» What the exercise asks: Could you write out every entry exactly as it stands?

» Exercise data:
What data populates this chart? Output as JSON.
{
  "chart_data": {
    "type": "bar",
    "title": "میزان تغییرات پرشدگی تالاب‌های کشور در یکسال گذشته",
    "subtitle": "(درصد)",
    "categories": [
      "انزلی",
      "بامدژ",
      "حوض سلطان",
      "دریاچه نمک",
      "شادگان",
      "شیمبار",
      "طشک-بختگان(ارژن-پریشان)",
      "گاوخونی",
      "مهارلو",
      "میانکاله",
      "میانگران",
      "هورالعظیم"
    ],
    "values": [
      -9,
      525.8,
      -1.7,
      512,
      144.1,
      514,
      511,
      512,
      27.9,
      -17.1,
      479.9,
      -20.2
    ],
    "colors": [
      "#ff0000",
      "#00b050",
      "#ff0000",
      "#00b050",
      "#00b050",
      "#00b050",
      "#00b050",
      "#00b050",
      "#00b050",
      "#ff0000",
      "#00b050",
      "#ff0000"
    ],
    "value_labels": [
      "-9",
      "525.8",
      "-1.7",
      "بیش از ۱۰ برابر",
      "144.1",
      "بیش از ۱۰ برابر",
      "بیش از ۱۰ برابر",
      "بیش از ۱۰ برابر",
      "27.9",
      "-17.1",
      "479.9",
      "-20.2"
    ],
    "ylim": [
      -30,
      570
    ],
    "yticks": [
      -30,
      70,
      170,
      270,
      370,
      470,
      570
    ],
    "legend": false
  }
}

» Correct result:
What data populates this chart? Output as JSON.
{
  "chart_data": {
    "type": "bar",
    "title": "میزان تغییرات پرشدگی تالاب‌های کشور در یکسال گذشته",
    "subtitle": "(درصد)",
    "categories": [
      "انزلی",
      "بامدژ",
      "حوض سلطان",
      "دریاچه نمک",
      "شادگان",
      "شیمبار",
      "طشک-بختگان(ارژن-پریشان)",
      "گاوخونی",
      "مهارلو",
      "میانکاله",
      "میانگران",
      "هورالعظیم"
    ],
    "values": [
      -9,
      525.8,
      -1.7,
      512,
      144.1,
      514,
      511,
      512,
      27.9,
      -17.1,
      479.9,
      -20.2
    ],
    "colors": [
      "#ff0000",
      "#00b050",
      "#ff0000",
      "#00b050",
      "#00b050",
      "#00b050",
      "#00b050",
      "#00b050",
      "#00b050",
      "#ff0000",
      "#00b050",
      "#ff0000"
    ],
    "value_labels": [
      "-9",
      "525.8",
      "-1.7",
      "بیش از ۱۰ برابر",
      "144.1",
      "بیش از ۱۰ برابر",
      "بیش از ۱۰ برابر",
      "بیش از ۱۰ برابر",
      "27.9",
      "-17.1",
      "479.9",
      "-20.2"
    ],
    "ylim": [
      -30,
      570
    ],
    "yticks": [
      -30,
      70,
      170,
      270,
      370,
      470,
      570
    ],
    "legend": false
  }
}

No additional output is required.